[Data to process start]

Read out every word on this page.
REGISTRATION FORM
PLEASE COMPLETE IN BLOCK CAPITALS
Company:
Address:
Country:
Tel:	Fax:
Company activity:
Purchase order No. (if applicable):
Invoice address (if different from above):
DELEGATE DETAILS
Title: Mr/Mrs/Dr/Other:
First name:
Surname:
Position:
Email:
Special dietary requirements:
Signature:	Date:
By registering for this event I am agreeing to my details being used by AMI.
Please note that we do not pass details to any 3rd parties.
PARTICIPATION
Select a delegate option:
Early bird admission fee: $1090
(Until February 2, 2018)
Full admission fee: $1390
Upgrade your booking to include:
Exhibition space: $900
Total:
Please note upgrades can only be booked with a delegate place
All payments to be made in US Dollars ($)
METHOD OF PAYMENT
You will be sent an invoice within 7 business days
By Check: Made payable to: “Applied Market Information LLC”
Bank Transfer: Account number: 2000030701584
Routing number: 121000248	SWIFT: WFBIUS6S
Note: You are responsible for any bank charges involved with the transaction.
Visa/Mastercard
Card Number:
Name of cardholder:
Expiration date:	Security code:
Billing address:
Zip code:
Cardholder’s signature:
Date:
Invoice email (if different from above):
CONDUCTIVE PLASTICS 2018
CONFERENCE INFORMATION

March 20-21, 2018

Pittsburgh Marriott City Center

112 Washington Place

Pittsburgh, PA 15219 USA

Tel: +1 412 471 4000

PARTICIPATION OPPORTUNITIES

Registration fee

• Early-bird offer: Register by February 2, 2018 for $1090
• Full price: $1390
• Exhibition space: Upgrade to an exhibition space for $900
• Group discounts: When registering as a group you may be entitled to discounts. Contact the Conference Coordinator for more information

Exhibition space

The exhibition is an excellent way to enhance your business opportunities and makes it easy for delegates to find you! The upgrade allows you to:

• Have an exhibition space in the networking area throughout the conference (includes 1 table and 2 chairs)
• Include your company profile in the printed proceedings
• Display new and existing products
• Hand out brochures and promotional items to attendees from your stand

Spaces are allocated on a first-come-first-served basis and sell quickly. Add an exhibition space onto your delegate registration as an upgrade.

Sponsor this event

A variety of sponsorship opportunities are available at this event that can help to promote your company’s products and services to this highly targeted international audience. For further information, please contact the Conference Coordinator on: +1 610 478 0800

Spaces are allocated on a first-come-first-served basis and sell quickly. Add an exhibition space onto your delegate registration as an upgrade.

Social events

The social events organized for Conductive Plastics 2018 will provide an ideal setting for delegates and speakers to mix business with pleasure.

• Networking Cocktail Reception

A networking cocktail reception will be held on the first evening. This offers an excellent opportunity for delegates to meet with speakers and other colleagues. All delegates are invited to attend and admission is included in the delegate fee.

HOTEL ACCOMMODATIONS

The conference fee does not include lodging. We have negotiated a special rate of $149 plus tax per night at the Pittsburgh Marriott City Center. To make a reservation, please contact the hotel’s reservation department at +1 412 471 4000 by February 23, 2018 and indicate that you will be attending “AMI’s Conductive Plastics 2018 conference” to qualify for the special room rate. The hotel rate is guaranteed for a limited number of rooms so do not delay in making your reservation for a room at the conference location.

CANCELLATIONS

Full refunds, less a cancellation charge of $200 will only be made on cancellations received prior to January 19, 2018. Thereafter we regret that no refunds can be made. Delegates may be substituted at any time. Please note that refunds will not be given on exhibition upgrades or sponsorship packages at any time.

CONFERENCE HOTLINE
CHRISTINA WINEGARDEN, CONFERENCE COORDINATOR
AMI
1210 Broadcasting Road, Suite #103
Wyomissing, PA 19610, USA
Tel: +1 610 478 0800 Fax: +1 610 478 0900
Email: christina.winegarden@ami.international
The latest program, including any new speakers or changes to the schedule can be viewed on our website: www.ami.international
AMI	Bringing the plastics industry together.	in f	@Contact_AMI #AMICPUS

[Data to process end]

What you will do:
Write out the listing once more, matching it exactly.

Response below:
Read out every word on this page.
REGISTRATION FORM
PLEASE COMPLETE IN BLOCK CAPITALS
Company:
Address:
Country:
Tel:	Fax:
Company activity:
Purchase order No. (if applicable):
Invoice address (if different from above):
DELEGATE DETAILS
Title: Mr/Mrs/Dr/Other:
First name:
Surname:
Position:
Email:
Special dietary requirements:
Signature:	Date:
By registering for this event I am agreeing to my details being used by AMI.
Please note that we do not pass details to any 3rd parties.
PARTICIPATION
Select a delegate option:
Early bird admission fee: $1090
(Until February 2, 2018)
Full admission fee: $1390
Upgrade your booking to include:
Exhibition space: $900
Total:
Please note upgrades can only be booked with a delegate place
All payments to be made in US Dollars ($)
METHOD OF PAYMENT
You will be sent an invoice within 7 business days
By Check: Made payable to: “Applied Market Information LLC”
Bank Transfer: Account number: 2000030701584
Routing number: 121000248	SWIFT: WFBIUS6S
Note: You are responsible for any bank charges involved with the transaction.
Visa/Mastercard
Card Number:
Name of cardholder:
Expiration date:	Security code:
Billing address:
Zip code:
Cardholder’s signature:
Date:
Invoice email (if different from above):
CONDUCTIVE PLASTICS 2018
CONFERENCE INFORMATION

March 20-21, 2018

Pittsburgh Marriott City Center

112 Washington Place

Pittsburgh, PA 15219 USA

Tel: +1 412 471 4000

PARTICIPATION OPPORTUNITIES

Registration fee

• Early-bird offer: Register by February 2, 2018 for $1090
• Full price: $1390
• Exhibition space: Upgrade to an exhibition space for $900
• Group discounts: When registering as a group you may be entitled to discounts. Contact the Conference Coordinator for more information

Exhibition space

The exhibition is an excellent way to enhance your business opportunities and makes it easy for delegates to find you! The upgrade allows you to:

• Have an exhibition space in the networking area throughout the conference (includes 1 table and 2 chairs)
• Include your company profile in the printed proceedings
• Display new and existing products
• Hand out brochures and promotional items to attendees from your stand

Spaces are allocated on a first-come-first-served basis and sell quickly. Add an exhibition space onto your delegate registration as an upgrade.

Sponsor this event

A variety of sponsorship opportunities are available at this event that can help to promote your company’s products and services to this highly targeted international audience. For further information, please contact the Conference Coordinator on: +1 610 478 0800

Spaces are allocated on a first-come-first-served basis and sell quickly. Add an exhibition space onto your delegate registration as an upgrade.

Social events

The social events organized for Conductive Plastics 2018 will provide an ideal setting for delegates and speakers to mix business with pleasure.

• Networking Cocktail Reception

A networking cocktail reception will be held on the first evening. This offers an excellent opportunity for delegates to meet with speakers and other colleagues. All delegates are invited to attend and admission is included in the delegate fee.

HOTEL ACCOMMODATIONS

The conference fee does not include lodging. We have negotiated a special rate of $149 plus tax per night at the Pittsburgh Marriott City Center. To make a reservation, please contact the hotel’s reservation department at +1 412 471 4000 by February 23, 2018 and indicate that you will be attending “AMI’s Conductive Plastics 2018 conference” to qualify for the special room rate. The hotel rate is guaranteed for a limited number of rooms so do not delay in making your reservation for a room at the conference location.

CANCELLATIONS

Full refunds, less a cancellation charge of $200 will only be made on cancellations received prior to January 19, 2018. Thereafter we regret that no refunds can be made. Delegates may be substituted at any time. Please note that refunds will not be given on exhibition upgrades or sponsorship packages at any time.

CONFERENCE HOTLINE
CHRISTINA WINEGARDEN, CONFERENCE COORDINATOR
AMI
1210 Broadcasting Road, Suite #103
Wyomissing, PA 19610, USA
Tel: +1 610 478 0800 Fax: +1 610 478 0900
Email: christina.winegarden@ami.international
The latest program, including any new speakers or changes to the schedule can be viewed on our website: www.ami.international
AMI	Bringing the plastics industry together.	in f	@Contact_AMI #AMICPUS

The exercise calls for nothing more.